- _RECORDS FOR THE EXERCISE_:
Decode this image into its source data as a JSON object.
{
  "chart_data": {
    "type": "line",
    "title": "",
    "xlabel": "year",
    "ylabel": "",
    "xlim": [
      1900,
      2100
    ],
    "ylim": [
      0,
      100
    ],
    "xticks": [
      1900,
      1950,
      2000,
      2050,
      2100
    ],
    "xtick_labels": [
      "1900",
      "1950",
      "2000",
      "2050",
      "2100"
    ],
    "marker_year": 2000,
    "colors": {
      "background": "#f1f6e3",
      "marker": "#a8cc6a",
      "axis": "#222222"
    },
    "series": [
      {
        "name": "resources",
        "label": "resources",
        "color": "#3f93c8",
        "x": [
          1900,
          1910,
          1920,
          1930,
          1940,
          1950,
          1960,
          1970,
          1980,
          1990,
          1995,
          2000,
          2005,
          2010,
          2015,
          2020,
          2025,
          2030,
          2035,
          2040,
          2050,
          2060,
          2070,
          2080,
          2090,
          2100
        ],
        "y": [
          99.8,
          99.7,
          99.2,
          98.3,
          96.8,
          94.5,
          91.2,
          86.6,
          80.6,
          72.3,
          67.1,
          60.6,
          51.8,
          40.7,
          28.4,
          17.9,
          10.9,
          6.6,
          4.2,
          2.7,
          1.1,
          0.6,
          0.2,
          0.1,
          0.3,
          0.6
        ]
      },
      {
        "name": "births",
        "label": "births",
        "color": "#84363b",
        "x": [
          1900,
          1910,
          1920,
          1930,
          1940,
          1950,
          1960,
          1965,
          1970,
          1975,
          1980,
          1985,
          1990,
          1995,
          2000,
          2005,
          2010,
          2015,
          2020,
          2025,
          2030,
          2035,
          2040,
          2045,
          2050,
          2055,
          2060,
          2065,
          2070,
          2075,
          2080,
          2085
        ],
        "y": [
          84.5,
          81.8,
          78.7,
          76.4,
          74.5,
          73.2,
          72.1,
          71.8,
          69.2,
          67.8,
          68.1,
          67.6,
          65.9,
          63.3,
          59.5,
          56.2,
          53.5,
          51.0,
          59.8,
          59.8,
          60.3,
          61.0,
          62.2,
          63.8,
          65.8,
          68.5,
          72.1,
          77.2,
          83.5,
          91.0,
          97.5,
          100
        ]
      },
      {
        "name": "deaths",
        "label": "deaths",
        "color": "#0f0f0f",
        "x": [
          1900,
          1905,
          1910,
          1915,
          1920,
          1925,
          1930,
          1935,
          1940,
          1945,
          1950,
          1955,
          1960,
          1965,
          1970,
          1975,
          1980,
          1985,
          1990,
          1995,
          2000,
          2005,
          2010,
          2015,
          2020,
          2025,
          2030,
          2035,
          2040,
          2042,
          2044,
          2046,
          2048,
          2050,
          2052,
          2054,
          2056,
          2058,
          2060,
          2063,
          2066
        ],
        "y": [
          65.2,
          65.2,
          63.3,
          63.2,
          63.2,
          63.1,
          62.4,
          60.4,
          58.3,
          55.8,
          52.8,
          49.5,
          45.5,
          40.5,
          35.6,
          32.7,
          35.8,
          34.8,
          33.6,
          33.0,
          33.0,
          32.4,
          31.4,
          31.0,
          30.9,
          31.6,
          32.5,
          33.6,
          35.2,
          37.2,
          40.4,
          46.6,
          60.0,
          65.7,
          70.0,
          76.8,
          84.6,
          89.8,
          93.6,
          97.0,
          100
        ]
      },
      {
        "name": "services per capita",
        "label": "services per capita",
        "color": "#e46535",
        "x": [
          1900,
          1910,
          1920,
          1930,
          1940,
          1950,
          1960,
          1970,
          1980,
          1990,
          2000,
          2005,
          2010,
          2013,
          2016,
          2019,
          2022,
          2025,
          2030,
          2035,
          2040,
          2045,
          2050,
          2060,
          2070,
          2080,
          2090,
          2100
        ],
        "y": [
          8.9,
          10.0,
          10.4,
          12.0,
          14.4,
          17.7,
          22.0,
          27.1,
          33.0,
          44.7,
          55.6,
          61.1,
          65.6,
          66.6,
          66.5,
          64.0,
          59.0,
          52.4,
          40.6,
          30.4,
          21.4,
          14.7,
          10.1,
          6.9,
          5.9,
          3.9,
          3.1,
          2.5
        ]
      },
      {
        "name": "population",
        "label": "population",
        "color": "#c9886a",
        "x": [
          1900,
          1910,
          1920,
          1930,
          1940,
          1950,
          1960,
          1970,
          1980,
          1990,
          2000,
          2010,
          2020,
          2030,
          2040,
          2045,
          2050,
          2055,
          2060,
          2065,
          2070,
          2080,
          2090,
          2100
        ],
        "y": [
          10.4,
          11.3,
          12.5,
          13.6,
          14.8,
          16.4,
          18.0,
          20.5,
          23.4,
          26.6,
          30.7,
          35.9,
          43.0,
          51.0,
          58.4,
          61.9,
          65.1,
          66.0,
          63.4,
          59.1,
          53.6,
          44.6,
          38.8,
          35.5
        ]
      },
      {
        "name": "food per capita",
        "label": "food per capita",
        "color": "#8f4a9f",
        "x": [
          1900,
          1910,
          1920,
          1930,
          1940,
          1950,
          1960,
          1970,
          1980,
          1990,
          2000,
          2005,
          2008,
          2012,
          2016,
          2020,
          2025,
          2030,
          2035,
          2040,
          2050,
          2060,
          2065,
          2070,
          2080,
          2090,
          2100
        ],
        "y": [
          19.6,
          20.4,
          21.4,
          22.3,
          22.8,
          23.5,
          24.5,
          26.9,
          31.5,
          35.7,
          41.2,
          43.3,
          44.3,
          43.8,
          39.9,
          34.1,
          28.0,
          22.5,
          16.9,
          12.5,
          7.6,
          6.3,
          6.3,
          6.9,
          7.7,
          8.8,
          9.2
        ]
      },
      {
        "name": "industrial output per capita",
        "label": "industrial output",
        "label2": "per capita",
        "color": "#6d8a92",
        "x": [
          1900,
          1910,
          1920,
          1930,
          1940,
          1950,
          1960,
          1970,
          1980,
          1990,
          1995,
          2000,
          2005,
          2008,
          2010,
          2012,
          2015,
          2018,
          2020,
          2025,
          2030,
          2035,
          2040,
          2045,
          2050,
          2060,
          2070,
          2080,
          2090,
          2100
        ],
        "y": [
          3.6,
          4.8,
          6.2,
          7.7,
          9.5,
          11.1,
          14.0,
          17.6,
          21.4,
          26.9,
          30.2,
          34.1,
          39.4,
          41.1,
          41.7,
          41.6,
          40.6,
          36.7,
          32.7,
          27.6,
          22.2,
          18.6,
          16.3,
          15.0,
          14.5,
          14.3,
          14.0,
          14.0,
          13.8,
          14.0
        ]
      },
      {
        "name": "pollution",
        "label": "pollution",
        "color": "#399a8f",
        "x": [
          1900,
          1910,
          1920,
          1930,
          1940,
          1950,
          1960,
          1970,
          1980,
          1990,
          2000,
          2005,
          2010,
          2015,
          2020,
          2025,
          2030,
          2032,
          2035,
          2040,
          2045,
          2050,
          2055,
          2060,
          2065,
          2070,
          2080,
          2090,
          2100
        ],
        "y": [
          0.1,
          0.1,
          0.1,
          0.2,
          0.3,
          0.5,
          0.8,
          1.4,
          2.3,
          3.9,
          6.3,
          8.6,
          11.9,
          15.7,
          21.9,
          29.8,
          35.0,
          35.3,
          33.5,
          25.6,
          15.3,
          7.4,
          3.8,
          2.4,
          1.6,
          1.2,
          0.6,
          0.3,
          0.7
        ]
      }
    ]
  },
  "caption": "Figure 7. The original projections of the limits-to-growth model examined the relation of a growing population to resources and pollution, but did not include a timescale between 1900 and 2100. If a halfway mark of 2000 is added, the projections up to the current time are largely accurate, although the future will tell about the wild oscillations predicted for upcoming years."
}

- _PROBLEM DETAILS_: Tally the lines of the listing that include "services". Reply with nothing but the count.

- _EXERCISE ANSWER_: 2